■ **INPUT DATA**:
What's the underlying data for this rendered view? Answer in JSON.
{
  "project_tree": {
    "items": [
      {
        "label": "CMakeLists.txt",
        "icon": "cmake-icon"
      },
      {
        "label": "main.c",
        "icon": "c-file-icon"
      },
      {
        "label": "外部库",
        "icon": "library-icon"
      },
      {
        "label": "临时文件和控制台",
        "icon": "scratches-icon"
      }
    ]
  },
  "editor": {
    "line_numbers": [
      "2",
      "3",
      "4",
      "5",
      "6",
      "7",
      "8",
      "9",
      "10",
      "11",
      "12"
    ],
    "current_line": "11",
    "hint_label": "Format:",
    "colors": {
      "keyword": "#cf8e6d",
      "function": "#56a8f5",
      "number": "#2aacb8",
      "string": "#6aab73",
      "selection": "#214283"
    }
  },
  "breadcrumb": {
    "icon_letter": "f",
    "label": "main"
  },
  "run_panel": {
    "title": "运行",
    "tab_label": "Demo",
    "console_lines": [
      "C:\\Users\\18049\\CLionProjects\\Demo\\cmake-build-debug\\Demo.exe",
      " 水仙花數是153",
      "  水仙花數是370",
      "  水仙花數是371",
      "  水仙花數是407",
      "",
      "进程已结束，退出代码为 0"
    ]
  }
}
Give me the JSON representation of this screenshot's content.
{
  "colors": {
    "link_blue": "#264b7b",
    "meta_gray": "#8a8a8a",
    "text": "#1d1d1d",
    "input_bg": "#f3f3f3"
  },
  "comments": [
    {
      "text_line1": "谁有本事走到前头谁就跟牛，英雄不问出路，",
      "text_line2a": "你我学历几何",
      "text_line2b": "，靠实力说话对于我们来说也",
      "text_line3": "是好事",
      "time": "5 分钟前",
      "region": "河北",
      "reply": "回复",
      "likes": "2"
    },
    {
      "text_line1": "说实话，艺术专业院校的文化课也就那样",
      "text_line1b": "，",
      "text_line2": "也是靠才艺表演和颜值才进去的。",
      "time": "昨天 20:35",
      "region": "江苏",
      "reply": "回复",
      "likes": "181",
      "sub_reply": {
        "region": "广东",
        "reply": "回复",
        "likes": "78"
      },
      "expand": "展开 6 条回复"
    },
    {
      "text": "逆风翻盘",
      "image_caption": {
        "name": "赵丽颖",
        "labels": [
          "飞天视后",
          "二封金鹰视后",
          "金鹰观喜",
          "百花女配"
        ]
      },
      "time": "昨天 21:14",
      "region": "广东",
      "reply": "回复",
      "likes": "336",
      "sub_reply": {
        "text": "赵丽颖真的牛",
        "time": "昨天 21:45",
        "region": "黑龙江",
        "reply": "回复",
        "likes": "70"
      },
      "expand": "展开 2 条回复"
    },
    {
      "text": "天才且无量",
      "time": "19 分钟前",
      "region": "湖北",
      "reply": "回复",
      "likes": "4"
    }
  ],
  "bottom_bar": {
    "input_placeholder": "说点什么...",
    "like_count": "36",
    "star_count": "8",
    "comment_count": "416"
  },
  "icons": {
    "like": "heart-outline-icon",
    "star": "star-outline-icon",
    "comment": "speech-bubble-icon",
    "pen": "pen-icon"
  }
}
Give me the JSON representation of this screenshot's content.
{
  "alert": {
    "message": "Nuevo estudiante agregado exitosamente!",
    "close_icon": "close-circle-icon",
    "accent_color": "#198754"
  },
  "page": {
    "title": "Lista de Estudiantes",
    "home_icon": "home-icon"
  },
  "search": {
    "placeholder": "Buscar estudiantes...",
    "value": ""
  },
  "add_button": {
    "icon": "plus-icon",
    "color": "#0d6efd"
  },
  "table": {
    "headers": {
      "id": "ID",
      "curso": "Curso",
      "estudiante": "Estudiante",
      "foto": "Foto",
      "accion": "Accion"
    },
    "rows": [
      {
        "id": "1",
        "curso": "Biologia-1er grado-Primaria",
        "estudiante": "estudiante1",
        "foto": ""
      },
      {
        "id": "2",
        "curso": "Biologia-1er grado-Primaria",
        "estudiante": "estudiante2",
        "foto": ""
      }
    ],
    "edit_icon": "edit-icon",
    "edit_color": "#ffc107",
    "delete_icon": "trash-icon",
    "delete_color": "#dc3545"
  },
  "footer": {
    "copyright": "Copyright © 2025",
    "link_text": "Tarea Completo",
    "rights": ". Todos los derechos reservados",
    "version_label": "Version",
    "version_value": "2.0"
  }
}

■ **DIRECTIONS FOR THIS TASK**:
Tally the lines in the records above that contain the word "time", and give only that number.

■ **EXPECTED OUTPUT**:
5